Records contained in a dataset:
[BEGIN]

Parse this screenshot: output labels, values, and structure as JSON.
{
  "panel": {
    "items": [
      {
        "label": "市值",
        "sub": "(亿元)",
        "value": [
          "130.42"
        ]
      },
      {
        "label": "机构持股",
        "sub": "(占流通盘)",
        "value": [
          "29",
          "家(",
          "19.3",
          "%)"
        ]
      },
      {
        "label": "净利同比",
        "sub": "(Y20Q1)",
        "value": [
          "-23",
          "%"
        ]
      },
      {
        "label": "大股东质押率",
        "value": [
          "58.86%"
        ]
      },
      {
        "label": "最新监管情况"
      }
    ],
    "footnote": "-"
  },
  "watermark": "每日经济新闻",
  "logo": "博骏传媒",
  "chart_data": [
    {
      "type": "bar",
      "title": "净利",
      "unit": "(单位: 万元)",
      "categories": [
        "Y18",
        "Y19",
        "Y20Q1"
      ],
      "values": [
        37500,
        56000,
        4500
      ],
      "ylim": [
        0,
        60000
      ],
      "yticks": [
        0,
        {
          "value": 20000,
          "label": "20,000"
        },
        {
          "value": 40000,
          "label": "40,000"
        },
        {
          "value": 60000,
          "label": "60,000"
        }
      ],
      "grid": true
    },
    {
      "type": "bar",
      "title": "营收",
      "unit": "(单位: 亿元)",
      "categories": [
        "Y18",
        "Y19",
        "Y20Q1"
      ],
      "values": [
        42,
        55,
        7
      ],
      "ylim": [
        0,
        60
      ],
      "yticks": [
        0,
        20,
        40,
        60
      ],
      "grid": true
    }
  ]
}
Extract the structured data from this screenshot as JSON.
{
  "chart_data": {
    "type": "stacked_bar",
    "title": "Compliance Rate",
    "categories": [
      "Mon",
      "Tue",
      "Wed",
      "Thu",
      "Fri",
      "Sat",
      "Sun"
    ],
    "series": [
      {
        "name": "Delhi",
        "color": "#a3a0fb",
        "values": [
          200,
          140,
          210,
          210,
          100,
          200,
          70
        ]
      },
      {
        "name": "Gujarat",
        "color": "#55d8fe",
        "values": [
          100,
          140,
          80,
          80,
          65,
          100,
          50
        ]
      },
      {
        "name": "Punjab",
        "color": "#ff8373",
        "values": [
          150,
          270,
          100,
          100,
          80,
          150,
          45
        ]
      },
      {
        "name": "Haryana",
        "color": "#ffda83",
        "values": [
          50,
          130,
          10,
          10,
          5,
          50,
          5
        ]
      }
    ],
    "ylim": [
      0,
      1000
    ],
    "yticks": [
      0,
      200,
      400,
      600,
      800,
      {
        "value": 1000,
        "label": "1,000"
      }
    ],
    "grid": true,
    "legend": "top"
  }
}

[END]

● **Requirement**: Reply with nothing but the number of lines that contain the word "color".

● **Correct response**: 4